= GIVEN REQUEST =
Gather, from the data below, each line in which the word "Building" occurs.

= ENTRIES PROVIDED =
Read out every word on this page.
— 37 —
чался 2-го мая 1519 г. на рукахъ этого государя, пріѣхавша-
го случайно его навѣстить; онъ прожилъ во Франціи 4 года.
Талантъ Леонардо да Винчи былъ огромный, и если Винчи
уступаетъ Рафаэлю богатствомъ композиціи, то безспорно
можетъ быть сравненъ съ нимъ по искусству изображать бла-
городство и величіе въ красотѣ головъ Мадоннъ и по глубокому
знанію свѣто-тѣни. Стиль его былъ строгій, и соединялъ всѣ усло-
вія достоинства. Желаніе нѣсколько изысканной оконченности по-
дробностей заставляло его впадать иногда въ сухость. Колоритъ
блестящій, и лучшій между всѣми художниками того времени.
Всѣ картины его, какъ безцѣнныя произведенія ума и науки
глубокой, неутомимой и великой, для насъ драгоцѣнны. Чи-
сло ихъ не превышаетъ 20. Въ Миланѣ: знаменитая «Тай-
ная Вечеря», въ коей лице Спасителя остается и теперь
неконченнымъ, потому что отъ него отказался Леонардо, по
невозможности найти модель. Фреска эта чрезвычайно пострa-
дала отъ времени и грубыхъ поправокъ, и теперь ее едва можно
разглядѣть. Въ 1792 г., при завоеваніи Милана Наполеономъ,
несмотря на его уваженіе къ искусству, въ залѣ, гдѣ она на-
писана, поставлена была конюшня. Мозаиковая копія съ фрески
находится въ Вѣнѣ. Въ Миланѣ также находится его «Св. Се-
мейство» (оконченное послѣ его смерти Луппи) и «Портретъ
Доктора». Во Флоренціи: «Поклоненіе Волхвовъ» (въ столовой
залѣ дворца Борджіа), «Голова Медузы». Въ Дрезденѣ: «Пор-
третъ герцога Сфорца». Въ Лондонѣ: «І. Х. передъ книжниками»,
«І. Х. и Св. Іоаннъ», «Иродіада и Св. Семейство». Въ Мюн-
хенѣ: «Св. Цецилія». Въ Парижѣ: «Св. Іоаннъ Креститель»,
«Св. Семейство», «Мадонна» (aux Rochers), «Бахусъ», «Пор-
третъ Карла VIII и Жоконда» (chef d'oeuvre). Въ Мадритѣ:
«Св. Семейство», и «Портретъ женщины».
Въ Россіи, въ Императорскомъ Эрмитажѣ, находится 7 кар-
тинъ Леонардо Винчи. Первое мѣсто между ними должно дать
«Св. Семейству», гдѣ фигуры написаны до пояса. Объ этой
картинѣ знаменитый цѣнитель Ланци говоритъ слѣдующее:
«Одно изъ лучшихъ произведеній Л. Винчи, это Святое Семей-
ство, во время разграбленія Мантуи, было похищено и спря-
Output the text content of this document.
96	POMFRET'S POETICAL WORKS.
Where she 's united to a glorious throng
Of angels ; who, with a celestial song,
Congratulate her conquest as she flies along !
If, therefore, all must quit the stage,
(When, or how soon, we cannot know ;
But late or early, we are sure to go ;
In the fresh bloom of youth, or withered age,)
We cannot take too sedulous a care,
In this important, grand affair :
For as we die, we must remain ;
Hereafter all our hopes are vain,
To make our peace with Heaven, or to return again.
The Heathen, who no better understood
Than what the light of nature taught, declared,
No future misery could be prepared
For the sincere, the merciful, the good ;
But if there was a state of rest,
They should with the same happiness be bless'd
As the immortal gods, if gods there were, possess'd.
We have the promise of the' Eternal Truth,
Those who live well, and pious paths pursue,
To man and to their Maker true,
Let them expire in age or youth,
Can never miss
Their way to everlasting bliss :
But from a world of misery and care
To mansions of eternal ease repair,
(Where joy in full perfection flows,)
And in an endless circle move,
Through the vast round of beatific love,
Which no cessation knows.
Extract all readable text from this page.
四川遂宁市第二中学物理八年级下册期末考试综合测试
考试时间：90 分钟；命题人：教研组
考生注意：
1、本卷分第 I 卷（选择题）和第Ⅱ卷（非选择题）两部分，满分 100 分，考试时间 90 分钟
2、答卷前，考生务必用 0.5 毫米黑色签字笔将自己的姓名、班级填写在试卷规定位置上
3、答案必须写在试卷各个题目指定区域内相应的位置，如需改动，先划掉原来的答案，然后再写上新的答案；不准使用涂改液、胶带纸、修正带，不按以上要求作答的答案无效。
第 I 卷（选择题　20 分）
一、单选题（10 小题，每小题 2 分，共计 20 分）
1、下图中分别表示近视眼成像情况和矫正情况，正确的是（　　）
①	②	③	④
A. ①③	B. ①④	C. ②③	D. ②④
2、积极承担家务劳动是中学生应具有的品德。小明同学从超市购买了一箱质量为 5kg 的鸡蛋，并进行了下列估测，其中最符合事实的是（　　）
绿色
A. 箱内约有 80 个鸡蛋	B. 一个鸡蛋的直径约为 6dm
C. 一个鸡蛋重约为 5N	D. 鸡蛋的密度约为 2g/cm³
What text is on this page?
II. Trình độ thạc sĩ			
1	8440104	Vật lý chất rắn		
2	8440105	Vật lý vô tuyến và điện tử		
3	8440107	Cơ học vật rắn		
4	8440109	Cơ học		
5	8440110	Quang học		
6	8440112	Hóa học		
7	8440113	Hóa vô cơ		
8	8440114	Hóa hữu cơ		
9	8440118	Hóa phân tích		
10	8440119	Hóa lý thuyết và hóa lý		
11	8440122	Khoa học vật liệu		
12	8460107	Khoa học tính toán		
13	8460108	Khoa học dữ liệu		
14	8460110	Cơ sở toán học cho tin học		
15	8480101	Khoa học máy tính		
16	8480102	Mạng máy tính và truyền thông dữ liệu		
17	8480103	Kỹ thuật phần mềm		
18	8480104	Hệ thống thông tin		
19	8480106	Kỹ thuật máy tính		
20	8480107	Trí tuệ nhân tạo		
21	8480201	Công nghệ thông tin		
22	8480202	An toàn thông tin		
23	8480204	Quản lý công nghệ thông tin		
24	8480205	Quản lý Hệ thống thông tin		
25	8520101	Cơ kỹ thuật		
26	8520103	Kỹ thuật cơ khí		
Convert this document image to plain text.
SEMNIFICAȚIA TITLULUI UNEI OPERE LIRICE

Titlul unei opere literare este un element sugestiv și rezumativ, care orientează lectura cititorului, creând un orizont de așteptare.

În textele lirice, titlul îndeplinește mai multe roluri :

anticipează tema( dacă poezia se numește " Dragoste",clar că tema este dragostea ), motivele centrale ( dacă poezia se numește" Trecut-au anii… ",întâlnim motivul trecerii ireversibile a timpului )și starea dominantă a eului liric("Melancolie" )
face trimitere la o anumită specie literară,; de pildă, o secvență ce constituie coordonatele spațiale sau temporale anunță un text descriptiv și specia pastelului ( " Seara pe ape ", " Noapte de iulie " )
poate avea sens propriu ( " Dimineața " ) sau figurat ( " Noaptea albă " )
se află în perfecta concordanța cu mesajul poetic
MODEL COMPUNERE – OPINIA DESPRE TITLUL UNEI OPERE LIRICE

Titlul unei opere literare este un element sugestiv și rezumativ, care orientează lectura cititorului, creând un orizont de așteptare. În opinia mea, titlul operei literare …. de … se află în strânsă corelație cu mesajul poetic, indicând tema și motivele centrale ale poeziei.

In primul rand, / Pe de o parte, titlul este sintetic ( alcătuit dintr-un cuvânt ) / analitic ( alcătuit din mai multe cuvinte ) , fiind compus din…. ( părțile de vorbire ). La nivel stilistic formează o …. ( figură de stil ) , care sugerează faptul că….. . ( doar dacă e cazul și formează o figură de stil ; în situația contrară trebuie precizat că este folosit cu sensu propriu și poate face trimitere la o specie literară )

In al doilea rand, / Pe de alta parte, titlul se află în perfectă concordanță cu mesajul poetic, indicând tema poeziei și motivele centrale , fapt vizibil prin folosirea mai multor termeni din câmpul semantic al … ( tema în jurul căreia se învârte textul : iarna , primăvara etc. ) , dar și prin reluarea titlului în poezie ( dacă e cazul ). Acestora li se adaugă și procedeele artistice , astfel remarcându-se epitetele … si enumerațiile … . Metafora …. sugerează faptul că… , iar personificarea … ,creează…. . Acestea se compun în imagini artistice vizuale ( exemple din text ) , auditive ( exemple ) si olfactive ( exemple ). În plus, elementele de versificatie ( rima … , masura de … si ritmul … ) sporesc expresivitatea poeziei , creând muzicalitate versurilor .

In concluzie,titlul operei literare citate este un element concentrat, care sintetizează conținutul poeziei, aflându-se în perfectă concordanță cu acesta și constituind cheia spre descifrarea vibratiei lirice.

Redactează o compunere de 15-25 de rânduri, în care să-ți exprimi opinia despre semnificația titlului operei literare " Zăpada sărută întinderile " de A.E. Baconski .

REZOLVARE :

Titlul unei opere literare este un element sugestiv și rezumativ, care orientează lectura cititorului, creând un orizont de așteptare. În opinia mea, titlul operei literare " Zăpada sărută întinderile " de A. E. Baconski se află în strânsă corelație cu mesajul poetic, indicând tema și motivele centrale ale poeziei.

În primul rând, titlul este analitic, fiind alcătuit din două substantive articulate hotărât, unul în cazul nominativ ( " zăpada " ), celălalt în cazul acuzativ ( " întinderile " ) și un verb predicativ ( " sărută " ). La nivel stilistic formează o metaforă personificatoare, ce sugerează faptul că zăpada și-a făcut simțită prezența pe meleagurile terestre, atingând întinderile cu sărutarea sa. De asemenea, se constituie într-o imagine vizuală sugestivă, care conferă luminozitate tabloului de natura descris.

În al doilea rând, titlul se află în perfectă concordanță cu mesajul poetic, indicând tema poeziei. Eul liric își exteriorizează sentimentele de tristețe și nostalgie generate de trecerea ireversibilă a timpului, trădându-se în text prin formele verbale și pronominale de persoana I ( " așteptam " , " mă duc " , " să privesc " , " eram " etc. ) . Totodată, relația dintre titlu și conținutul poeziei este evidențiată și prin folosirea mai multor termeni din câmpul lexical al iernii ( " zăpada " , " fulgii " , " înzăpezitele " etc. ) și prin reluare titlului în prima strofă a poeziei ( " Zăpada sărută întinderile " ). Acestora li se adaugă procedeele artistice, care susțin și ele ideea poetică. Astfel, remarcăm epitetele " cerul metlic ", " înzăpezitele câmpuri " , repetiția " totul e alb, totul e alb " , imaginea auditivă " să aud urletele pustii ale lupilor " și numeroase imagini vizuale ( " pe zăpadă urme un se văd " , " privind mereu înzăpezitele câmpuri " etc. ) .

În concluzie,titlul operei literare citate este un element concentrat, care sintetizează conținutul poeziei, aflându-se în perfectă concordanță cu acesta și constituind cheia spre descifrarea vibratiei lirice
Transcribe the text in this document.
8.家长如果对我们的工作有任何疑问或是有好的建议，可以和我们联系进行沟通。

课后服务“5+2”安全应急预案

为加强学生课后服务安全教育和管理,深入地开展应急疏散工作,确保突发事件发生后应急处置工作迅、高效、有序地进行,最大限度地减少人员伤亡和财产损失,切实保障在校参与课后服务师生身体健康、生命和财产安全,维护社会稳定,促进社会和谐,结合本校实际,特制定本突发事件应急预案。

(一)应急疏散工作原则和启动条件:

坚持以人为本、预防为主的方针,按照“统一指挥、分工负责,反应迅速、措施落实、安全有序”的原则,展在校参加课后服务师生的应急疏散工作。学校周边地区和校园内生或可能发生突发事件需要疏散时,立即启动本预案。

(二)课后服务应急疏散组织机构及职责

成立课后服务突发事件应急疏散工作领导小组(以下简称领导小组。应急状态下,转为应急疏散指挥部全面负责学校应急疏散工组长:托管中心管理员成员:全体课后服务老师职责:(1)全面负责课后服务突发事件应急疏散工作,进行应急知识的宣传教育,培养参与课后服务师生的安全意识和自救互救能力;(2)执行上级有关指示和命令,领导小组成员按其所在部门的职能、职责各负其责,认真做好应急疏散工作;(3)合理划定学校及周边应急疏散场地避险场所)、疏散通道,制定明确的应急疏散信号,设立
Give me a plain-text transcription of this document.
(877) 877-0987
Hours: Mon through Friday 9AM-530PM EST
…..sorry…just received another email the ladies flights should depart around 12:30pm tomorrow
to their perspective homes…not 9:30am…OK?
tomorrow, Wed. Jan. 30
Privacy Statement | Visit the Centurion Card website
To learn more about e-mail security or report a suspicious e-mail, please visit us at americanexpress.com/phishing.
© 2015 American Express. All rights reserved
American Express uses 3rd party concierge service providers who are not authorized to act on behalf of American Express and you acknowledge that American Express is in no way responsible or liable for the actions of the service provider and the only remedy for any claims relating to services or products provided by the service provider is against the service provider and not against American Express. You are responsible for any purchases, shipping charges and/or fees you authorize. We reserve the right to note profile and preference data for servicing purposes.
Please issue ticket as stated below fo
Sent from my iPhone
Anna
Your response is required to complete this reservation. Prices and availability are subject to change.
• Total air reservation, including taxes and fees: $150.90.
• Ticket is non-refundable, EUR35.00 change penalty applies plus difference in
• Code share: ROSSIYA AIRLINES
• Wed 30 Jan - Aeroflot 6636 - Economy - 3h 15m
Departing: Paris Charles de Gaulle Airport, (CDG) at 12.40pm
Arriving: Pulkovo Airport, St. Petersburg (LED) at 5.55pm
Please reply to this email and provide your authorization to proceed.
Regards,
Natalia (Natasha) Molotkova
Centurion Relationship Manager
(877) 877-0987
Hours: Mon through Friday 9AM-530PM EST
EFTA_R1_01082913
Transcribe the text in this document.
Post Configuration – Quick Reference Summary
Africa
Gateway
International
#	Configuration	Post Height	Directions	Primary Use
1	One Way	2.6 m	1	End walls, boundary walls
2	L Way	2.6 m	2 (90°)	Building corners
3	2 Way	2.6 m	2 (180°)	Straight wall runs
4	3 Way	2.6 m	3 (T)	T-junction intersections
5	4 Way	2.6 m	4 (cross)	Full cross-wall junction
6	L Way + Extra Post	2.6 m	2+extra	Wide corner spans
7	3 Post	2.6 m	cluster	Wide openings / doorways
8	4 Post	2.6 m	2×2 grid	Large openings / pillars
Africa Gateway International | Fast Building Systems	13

= RESULT OF THIS TASK =
2	L Way	2.6 m	2 (90°)	Building corners
Africa Gateway International | Fast Building Systems	13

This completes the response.